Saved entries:
------------------------------------------------------------------------
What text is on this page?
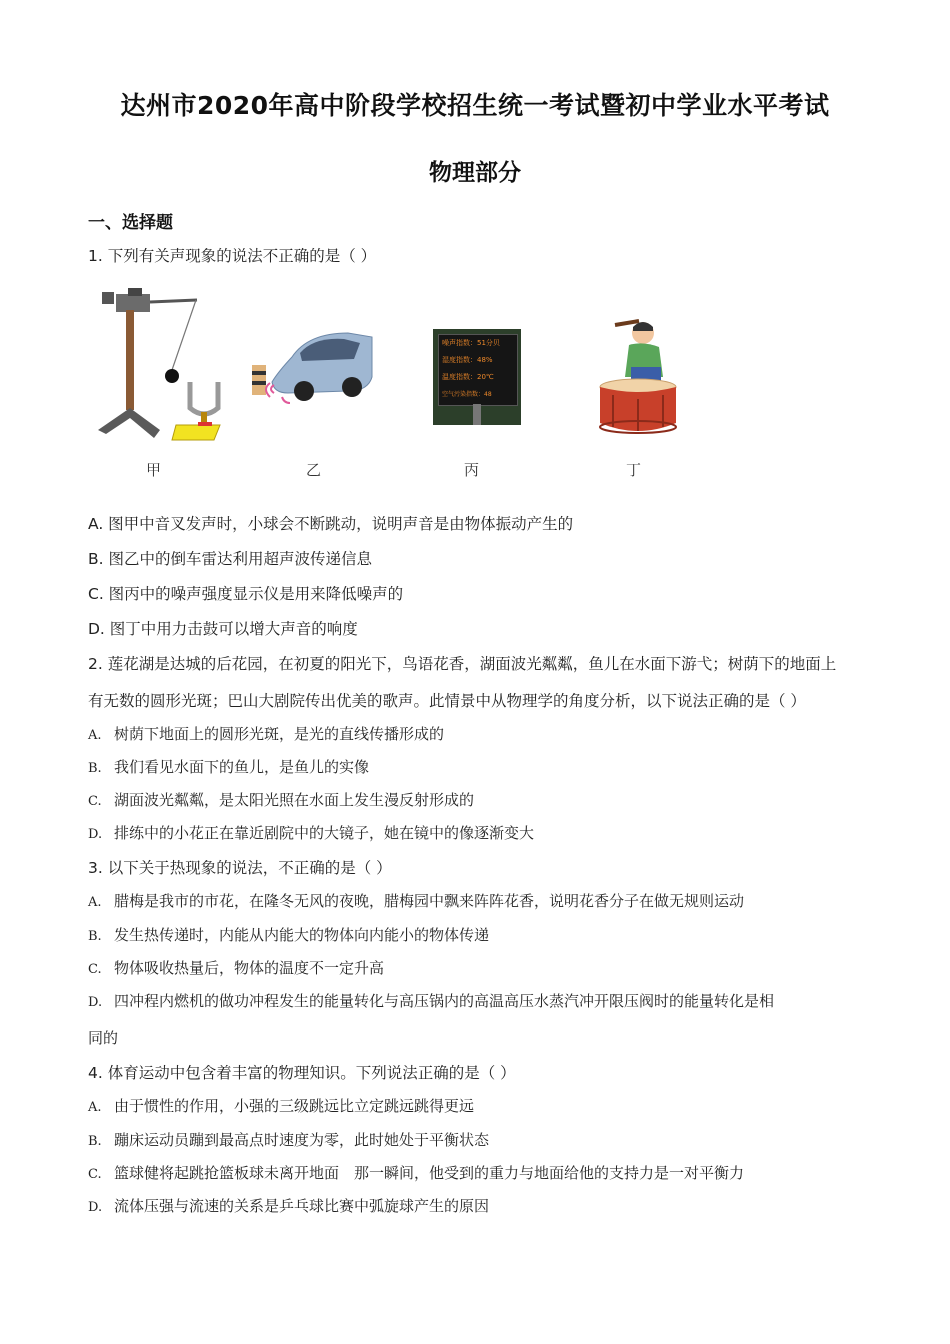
达州市2020年高中阶段学校招生统一考试暨初中学业水平考试
物理部分
一、选择题
1. 下列有关声现象的说法不正确的是（ ）
甲	乙
噪声指数：51分贝
湿度指数：48%
温度指数：20℃
空气污染指数：48
丙	丁
A. 图甲中音叉发声时，小球会不断跳动，说明声音是由物体振动产生的
B. 图乙中的倒车雷达利用超声波传递信息
C. 图丙中的噪声强度显示仪是用来降低噪声的
D. 图丁中用力击鼓可以增大声音的响度
2. 莲花湖是达城的后花园，在初夏的阳光下，鸟语花香，湖面波光粼粼，鱼儿在水面下游弋；树荫下的地面上
有无数的圆形光斑；巴山大剧院传出优美的歌声。此情景中从物理学的角度分析，以下说法正确的是（ ）
A. 树荫下地面上的圆形光斑，是光的直线传播形成的
B. 我们看见水面下的鱼儿，是鱼儿的实像
C. 湖面波光粼粼，是太阳光照在水面上发生漫反射形成的
D. 排练中的小花正在靠近剧院中的大镜子，她在镜中的像逐渐变大
3. 以下关于热现象的说法，不正确的是（ ）
A. 腊梅是我市的市花，在隆冬无风的夜晚，腊梅园中飘来阵阵花香，说明花香分子在做无规则运动
B. 发生热传递时，内能从内能大的物体向内能小的物体传递
C. 物体吸收热量后，物体的温度不一定升高
D. 四冲程内燃机的做功冲程发生的能量转化与高压锅内的高温高压水蒸汽冲开限压阀时的能量转化是相
同的
4. 体育运动中包含着丰富的物理知识。下列说法正确的是（ ）
A. 由于惯性的作用，小强的三级跳远比立定跳远跳得更远
B. 蹦床运动员蹦到最高点时速度为零，此时她处于平衡状态
C. 篮球健将起跳抢篮板球未离开地面　那一瞬间，他受到的重力与地面给他的支持力是一对平衡力
D. 流体压强与流速的关系是乒乓球比赛中弧旋球产生的原因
------------------------------------------------------------------------
Task instructions | Could you reproduce every record above exactly, leaving out the pictures?

Solution below |
What text is on this page?
达州市2020年高中阶段学校招生统一考试暨初中学业水平考试
物理部分
一、选择题
1. 下列有关声现象的说法不正确的是（ ）
甲	乙
噪声指数：51分贝
湿度指数：48%
温度指数：20℃
空气污染指数：48
丙	丁
A. 图甲中音叉发声时，小球会不断跳动，说明声音是由物体振动产生的
B. 图乙中的倒车雷达利用超声波传递信息
C. 图丙中的噪声强度显示仪是用来降低噪声的
D. 图丁中用力击鼓可以增大声音的响度
2. 莲花湖是达城的后花园，在初夏的阳光下，鸟语花香，湖面波光粼粼，鱼儿在水面下游弋；树荫下的地面上
有无数的圆形光斑；巴山大剧院传出优美的歌声。此情景中从物理学的角度分析，以下说法正确的是（ ）
A. 树荫下地面上的圆形光斑，是光的直线传播形成的
B. 我们看见水面下的鱼儿，是鱼儿的实像
C. 湖面波光粼粼，是太阳光照在水面上发生漫反射形成的
D. 排练中的小花正在靠近剧院中的大镜子，她在镜中的像逐渐变大
3. 以下关于热现象的说法，不正确的是（ ）
A. 腊梅是我市的市花，在隆冬无风的夜晚，腊梅园中飘来阵阵花香，说明花香分子在做无规则运动
B. 发生热传递时，内能从内能大的物体向内能小的物体传递
C. 物体吸收热量后，物体的温度不一定升高
D. 四冲程内燃机的做功冲程发生的能量转化与高压锅内的高温高压水蒸汽冲开限压阀时的能量转化是相
同的
4. 体育运动中包含着丰富的物理知识。下列说法正确的是（ ）
A. 由于惯性的作用，小强的三级跳远比立定跳远跳得更远
B. 蹦床运动员蹦到最高点时速度为零，此时她处于平衡状态
C. 篮球健将起跳抢篮板球未离开地面　那一瞬间，他受到的重力与地面给他的支持力是一对平衡力
D. 流体压强与流速的关系是乒乓球比赛中弧旋球产生的原因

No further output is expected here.